## Given problem:
Scan the material below for lines with the word "level" and report how many there are, with nothing added.

★ ★ ★ ★ ★

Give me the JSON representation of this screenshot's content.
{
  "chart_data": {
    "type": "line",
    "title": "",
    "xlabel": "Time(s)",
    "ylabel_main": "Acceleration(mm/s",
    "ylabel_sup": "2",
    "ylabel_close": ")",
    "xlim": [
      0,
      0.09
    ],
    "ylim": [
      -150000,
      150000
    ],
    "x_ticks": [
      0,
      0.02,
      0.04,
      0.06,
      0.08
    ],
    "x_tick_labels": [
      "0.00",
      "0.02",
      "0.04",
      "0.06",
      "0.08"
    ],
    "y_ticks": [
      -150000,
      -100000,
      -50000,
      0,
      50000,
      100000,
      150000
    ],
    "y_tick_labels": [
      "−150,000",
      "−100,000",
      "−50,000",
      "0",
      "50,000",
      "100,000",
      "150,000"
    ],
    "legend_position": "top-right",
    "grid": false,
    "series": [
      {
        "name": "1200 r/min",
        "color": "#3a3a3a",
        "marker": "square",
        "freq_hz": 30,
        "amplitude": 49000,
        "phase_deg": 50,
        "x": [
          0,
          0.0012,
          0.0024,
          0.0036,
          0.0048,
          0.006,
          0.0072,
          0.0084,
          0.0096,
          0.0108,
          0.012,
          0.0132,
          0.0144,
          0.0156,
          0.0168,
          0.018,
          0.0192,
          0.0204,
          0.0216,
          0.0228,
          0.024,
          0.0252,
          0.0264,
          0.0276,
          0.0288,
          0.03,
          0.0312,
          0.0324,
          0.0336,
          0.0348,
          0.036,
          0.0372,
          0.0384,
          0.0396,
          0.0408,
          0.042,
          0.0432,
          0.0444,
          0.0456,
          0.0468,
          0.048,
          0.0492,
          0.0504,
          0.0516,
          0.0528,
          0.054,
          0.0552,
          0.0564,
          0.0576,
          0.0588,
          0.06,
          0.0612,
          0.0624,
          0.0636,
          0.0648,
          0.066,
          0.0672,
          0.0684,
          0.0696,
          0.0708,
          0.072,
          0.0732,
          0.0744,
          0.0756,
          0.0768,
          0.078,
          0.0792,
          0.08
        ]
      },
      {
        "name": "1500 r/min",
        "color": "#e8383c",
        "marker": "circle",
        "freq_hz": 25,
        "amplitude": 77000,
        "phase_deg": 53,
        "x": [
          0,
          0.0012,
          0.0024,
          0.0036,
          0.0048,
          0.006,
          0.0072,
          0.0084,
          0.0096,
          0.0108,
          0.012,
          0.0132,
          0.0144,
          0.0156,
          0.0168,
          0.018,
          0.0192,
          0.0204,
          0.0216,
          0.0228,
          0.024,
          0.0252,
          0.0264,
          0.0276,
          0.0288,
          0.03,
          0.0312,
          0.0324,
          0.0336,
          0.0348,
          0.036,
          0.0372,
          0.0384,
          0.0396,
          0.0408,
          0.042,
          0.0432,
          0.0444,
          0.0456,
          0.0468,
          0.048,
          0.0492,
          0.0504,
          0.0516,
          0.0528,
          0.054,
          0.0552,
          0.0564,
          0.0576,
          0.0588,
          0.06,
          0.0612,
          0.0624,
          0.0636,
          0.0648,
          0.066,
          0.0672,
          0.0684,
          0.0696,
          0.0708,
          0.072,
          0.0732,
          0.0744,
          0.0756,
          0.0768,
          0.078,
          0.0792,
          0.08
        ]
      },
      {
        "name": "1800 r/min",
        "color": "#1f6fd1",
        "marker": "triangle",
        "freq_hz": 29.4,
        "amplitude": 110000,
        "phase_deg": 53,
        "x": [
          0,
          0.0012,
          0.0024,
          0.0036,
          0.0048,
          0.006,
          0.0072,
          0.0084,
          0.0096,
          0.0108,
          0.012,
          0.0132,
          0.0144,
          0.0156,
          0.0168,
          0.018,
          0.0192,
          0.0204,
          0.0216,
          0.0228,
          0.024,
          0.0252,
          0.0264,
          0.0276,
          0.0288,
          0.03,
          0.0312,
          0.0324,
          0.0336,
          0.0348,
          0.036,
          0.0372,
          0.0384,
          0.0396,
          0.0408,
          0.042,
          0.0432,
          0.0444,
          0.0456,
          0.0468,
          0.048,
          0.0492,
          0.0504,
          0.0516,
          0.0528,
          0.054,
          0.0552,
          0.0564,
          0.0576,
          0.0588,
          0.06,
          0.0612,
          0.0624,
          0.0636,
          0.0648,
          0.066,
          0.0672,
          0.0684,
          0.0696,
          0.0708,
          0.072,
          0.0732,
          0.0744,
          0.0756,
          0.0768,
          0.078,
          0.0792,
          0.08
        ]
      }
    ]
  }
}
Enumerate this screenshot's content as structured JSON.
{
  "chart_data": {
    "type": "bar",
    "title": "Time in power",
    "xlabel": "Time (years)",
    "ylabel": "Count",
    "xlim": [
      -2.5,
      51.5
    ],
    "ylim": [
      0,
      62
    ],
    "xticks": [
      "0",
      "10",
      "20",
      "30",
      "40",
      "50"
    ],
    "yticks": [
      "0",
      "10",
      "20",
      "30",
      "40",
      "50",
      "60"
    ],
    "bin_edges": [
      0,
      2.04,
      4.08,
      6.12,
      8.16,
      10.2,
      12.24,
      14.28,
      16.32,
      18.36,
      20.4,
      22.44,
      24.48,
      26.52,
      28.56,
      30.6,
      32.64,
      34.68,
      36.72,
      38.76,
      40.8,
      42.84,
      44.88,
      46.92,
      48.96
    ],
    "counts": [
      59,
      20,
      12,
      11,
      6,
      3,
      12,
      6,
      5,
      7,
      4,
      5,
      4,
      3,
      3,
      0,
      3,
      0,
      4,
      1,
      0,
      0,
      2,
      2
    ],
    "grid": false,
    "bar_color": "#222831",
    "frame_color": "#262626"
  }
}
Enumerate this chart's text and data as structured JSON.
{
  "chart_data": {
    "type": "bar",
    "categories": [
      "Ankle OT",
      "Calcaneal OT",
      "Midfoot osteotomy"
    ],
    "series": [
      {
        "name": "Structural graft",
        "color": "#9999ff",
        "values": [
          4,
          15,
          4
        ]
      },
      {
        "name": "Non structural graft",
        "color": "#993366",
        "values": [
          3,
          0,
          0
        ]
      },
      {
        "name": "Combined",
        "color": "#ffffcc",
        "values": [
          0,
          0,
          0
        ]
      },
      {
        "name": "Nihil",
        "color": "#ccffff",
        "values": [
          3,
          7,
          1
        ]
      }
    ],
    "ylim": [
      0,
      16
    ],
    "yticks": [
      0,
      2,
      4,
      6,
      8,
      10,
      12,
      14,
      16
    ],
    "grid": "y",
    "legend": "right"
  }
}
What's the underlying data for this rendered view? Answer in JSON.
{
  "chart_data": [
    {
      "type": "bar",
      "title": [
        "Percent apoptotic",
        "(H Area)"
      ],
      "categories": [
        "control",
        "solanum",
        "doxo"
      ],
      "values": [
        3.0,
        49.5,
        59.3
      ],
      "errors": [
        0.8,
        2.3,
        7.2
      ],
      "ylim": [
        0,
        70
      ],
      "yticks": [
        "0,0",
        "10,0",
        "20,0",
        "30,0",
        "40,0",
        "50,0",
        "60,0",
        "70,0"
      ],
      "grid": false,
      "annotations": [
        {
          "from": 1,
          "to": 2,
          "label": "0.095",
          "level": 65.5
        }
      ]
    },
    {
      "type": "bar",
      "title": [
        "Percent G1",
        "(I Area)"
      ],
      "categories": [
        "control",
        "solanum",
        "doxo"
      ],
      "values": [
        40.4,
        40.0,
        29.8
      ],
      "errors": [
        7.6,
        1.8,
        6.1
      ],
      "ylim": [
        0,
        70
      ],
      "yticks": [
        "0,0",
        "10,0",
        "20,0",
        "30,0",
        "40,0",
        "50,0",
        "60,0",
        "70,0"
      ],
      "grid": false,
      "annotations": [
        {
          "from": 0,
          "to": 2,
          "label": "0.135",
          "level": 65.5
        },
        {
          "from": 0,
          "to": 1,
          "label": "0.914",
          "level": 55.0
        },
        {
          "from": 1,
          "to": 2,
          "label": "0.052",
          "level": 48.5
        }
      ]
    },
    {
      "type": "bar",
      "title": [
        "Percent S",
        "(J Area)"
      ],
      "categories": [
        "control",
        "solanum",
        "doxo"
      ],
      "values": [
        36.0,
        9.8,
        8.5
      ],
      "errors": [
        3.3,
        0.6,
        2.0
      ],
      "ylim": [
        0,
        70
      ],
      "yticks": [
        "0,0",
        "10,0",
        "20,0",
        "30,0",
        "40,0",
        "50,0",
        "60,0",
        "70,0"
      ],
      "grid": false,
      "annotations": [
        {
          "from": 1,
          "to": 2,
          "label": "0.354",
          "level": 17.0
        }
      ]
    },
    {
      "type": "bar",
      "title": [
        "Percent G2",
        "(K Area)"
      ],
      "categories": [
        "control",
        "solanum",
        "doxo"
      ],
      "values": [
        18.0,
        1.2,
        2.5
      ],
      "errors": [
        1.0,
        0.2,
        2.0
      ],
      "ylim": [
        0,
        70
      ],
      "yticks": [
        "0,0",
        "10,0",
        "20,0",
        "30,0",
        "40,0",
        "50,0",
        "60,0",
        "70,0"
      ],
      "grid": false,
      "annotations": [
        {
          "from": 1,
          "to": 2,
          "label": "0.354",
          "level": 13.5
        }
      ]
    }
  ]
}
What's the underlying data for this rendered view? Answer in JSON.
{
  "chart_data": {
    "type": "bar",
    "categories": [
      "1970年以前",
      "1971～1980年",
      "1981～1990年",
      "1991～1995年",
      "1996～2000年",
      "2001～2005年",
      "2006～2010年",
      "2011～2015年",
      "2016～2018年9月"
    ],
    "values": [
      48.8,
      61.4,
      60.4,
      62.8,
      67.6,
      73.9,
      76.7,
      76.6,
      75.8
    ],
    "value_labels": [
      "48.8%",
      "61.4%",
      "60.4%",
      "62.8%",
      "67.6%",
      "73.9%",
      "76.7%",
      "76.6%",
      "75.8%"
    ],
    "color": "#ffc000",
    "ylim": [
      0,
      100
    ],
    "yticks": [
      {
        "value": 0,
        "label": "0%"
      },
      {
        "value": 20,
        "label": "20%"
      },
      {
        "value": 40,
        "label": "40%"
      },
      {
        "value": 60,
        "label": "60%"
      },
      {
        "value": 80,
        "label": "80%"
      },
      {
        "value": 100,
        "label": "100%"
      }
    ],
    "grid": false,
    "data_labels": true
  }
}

★ ★ ★ ★ ★

## Answer for the task:
6